**EXERCISE MATERIALS**
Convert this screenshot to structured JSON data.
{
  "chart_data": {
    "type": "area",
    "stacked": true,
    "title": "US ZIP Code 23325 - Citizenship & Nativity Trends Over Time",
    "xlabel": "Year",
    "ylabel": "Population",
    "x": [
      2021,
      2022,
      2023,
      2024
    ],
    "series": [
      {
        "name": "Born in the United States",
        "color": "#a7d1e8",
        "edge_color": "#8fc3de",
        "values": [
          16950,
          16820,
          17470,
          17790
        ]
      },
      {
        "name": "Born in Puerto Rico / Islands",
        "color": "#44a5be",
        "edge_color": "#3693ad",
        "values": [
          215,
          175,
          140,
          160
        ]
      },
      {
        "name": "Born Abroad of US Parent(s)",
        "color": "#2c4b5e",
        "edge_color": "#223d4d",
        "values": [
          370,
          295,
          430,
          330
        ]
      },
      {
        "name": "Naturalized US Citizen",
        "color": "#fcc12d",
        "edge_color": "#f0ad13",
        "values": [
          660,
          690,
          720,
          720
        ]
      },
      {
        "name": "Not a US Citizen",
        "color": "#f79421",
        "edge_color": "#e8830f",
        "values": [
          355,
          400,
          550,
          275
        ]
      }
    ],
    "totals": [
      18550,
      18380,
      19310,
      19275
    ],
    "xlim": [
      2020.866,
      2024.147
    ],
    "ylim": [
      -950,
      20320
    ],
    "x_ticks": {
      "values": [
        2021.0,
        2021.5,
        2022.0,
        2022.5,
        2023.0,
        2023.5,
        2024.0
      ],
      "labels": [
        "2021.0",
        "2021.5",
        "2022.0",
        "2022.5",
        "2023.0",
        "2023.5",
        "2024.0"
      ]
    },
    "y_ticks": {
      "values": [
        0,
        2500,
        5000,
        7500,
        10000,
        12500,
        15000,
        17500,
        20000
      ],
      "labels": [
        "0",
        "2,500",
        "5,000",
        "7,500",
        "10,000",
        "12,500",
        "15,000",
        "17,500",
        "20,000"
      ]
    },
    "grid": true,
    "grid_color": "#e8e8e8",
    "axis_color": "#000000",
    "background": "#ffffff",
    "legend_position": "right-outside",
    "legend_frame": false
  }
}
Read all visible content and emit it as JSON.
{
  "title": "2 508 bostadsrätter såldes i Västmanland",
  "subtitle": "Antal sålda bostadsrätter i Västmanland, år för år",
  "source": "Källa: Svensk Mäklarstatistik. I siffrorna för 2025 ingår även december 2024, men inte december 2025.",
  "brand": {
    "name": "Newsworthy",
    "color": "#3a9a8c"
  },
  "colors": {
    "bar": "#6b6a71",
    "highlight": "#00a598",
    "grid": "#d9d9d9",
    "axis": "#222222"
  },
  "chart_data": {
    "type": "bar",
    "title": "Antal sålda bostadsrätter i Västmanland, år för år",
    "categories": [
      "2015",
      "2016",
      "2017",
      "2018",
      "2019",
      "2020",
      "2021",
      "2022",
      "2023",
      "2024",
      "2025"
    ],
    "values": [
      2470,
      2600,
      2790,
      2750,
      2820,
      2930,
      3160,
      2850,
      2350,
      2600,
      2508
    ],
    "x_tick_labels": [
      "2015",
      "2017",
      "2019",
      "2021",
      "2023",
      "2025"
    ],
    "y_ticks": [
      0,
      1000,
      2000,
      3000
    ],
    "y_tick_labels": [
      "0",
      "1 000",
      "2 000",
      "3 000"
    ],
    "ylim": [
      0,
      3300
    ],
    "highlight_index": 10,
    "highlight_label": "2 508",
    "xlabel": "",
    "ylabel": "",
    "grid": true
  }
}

**WHAT TO DO**
Make an exact copy of every entry.

**RESULT BELOW**
Convert this screenshot to structured JSON data.
{
  "chart_data": {
    "type": "area",
    "stacked": true,
    "title": "US ZIP Code 23325 - Citizenship & Nativity Trends Over Time",
    "xlabel": "Year",
    "ylabel": "Population",
    "x": [
      2021,
      2022,
      2023,
      2024
    ],
    "series": [
      {
        "name": "Born in the United States",
        "color": "#a7d1e8",
        "edge_color": "#8fc3de",
        "values": [
          16950,
          16820,
          17470,
          17790
        ]
      },
      {
        "name": "Born in Puerto Rico / Islands",
        "color": "#44a5be",
        "edge_color": "#3693ad",
        "values": [
          215,
          175,
          140,
          160
        ]
      },
      {
        "name": "Born Abroad of US Parent(s)",
        "color": "#2c4b5e",
        "edge_color": "#223d4d",
        "values": [
          370,
          295,
          430,
          330
        ]
      },
      {
        "name": "Naturalized US Citizen",
        "color": "#fcc12d",
        "edge_color": "#f0ad13",
        "values": [
          660,
          690,
          720,
          720
        ]
      },
      {
        "name": "Not a US Citizen",
        "color": "#f79421",
        "edge_color": "#e8830f",
        "values": [
          355,
          400,
          550,
          275
        ]
      }
    ],
    "totals": [
      18550,
      18380,
      19310,
      19275
    ],
    "xlim": [
      2020.866,
      2024.147
    ],
    "ylim": [
      -950,
      20320
    ],
    "x_ticks": {
      "values": [
        2021.0,
        2021.5,
        2022.0,
        2022.5,
        2023.0,
        2023.5,
        2024.0
      ],
      "labels": [
        "2021.0",
        "2021.5",
        "2022.0",
        "2022.5",
        "2023.0",
        "2023.5",
        "2024.0"
      ]
    },
    "y_ticks": {
      "values": [
        0,
        2500,
        5000,
        7500,
        10000,
        12500,
        15000,
        17500,
        20000
      ],
      "labels": [
        "0",
        "2,500",
        "5,000",
        "7,500",
        "10,000",
        "12,500",
        "15,000",
        "17,500",
        "20,000"
      ]
    },
    "grid": true,
    "grid_color": "#e8e8e8",
    "axis_color": "#000000",
    "background": "#ffffff",
    "legend_position": "right-outside",
    "legend_frame": false
  }
}
Read all visible content and emit it as JSON.
{
  "title": "2 508 bostadsrätter såldes i Västmanland",
  "subtitle": "Antal sålda bostadsrätter i Västmanland, år för år",
  "source": "Källa: Svensk Mäklarstatistik. I siffrorna för 2025 ingår även december 2024, men inte december 2025.",
  "brand": {
    "name": "Newsworthy",
    "color": "#3a9a8c"
  },
  "colors": {
    "bar": "#6b6a71",
    "highlight": "#00a598",
    "grid": "#d9d9d9",
    "axis": "#222222"
  },
  "chart_data": {
    "type": "bar",
    "title": "Antal sålda bostadsrätter i Västmanland, år för år",
    "categories": [
      "2015",
      "2016",
      "2017",
      "2018",
      "2019",
      "2020",
      "2021",
      "2022",
      "2023",
      "2024",
      "2025"
    ],
    "values": [
      2470,
      2600,
      2790,
      2750,
      2820,
      2930,
      3160,
      2850,
      2350,
      2600,
      2508
    ],
    "x_tick_labels": [
      "2015",
      "2017",
      "2019",
      "2021",
      "2023",
      "2025"
    ],
    "y_ticks": [
      0,
      1000,
      2000,
      3000
    ],
    "y_tick_labels": [
      "0",
      "1 000",
      "2 000",
      "3 000"
    ],
    "ylim": [
      0,
      3300
    ],
    "highlight_index": 10,
    "highlight_label": "2 508",
    "xlabel": "",
    "ylabel": "",
    "grid": true
  }
}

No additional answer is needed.